WHAT THE TASK ASKS: Please print the rows word for word, from the first line through the line that contains "- home-icon: [21, 89, 46, 115]", including both of those lines.

THE RECORDS:
+ + + + +
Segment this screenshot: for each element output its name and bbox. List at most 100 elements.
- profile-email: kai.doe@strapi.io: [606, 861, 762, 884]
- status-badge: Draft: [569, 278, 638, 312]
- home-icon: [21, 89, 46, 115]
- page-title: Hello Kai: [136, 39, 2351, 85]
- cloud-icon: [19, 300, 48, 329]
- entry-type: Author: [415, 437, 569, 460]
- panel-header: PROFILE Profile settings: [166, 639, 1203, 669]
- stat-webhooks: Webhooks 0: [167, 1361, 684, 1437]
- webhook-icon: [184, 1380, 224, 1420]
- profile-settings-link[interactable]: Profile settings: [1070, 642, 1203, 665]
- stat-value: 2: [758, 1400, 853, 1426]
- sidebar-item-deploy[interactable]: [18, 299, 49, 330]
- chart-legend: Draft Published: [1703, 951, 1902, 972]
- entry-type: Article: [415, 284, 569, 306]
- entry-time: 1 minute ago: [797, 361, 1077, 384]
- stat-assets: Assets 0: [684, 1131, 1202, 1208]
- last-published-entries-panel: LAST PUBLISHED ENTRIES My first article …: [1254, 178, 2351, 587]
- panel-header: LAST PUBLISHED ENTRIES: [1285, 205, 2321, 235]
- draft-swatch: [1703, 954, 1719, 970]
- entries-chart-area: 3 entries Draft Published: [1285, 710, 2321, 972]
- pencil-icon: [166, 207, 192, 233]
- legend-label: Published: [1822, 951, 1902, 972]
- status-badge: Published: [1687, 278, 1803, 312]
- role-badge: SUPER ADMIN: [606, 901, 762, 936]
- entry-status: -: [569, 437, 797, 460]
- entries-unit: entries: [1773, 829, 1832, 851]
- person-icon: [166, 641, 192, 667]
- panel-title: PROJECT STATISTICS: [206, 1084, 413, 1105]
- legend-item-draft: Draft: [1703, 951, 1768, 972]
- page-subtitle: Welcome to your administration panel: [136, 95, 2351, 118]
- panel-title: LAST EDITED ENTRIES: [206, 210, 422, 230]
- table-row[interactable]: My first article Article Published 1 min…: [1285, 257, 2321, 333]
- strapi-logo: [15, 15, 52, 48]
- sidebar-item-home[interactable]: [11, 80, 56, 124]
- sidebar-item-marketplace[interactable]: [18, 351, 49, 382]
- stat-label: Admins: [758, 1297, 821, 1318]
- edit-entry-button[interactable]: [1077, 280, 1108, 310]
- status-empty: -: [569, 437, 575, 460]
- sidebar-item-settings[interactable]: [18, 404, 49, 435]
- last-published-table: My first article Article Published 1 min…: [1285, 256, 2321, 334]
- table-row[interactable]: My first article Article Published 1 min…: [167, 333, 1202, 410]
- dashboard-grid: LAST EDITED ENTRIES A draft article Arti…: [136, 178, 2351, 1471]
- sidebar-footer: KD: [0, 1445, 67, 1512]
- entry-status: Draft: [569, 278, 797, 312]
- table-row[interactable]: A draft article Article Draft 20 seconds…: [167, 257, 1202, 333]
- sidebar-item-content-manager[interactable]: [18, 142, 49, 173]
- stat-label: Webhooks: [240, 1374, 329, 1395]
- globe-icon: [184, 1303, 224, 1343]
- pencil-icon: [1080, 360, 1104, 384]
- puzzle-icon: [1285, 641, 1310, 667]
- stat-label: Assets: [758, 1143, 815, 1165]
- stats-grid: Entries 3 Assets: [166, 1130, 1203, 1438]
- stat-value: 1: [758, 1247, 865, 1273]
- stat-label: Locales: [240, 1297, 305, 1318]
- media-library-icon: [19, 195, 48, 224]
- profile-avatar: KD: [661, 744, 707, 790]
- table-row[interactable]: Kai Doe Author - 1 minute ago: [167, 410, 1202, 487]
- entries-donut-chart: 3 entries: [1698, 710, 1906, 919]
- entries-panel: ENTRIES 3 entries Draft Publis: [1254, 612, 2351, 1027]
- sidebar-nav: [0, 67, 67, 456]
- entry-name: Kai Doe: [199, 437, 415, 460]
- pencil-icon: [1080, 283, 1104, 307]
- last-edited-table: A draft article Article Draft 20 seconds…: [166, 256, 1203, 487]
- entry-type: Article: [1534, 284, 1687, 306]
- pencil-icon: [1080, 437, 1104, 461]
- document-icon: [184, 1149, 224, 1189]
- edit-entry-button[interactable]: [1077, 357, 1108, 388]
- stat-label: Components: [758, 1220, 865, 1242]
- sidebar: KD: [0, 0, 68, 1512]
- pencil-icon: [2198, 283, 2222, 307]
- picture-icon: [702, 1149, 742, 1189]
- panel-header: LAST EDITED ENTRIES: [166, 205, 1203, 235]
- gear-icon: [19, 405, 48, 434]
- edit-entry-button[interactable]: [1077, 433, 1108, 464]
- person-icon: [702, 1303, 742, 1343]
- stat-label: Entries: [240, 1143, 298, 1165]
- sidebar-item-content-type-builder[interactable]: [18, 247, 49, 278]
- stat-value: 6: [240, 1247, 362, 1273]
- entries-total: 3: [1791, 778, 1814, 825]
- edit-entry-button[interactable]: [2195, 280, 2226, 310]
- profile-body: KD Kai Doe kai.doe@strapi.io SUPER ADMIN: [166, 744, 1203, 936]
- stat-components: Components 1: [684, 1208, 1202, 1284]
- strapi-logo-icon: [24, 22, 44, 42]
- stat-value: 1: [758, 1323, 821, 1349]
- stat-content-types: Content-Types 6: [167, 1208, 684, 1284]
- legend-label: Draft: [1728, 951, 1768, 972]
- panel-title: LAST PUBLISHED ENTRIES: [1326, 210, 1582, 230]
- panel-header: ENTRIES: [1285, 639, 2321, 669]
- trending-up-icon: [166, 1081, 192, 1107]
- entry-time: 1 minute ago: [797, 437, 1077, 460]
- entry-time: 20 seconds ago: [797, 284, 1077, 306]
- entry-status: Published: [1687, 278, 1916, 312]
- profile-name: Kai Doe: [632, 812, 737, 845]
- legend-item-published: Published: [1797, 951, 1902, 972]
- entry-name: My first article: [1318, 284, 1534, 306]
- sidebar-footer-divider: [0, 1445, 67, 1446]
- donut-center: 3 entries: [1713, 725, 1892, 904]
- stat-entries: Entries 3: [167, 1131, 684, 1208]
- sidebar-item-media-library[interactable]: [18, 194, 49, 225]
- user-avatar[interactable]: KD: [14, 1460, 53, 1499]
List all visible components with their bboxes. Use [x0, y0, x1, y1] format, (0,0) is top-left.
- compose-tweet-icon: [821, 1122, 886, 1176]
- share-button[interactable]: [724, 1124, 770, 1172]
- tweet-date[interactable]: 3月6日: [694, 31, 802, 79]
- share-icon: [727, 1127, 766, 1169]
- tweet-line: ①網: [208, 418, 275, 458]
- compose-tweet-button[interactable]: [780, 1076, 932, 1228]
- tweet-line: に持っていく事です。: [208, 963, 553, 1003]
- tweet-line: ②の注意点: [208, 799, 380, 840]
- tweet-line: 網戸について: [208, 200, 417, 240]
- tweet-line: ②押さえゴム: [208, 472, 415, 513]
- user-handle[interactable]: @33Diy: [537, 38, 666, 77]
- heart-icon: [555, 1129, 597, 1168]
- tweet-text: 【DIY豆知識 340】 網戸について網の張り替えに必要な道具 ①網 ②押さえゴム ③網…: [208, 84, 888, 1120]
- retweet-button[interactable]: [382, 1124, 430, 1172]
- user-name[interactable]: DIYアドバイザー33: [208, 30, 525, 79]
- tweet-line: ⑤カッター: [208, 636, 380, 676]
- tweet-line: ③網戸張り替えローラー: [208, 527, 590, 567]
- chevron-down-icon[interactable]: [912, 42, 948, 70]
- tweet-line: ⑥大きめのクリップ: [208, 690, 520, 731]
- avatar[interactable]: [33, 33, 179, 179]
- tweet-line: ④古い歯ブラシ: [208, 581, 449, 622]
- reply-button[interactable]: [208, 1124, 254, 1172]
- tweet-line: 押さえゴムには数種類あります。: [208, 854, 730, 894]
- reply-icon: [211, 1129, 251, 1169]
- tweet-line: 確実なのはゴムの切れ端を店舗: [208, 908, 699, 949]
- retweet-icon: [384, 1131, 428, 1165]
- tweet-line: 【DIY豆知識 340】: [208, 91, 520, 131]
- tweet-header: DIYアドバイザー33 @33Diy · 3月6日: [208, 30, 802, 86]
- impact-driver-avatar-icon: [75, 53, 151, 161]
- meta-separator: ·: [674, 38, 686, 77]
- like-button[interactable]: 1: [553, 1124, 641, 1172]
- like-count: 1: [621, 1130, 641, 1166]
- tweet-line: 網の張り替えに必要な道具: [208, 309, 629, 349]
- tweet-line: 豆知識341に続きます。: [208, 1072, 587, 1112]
+ + + + +
SOLUTION:
Segment this screenshot: for each element output its name and bbox. List at most 100 elements.
- profile-email: kai.doe@strapi.io: [606, 861, 762, 884]
- status-badge: Draft: [569, 278, 638, 312]
- home-icon: [21, 89, 46, 115]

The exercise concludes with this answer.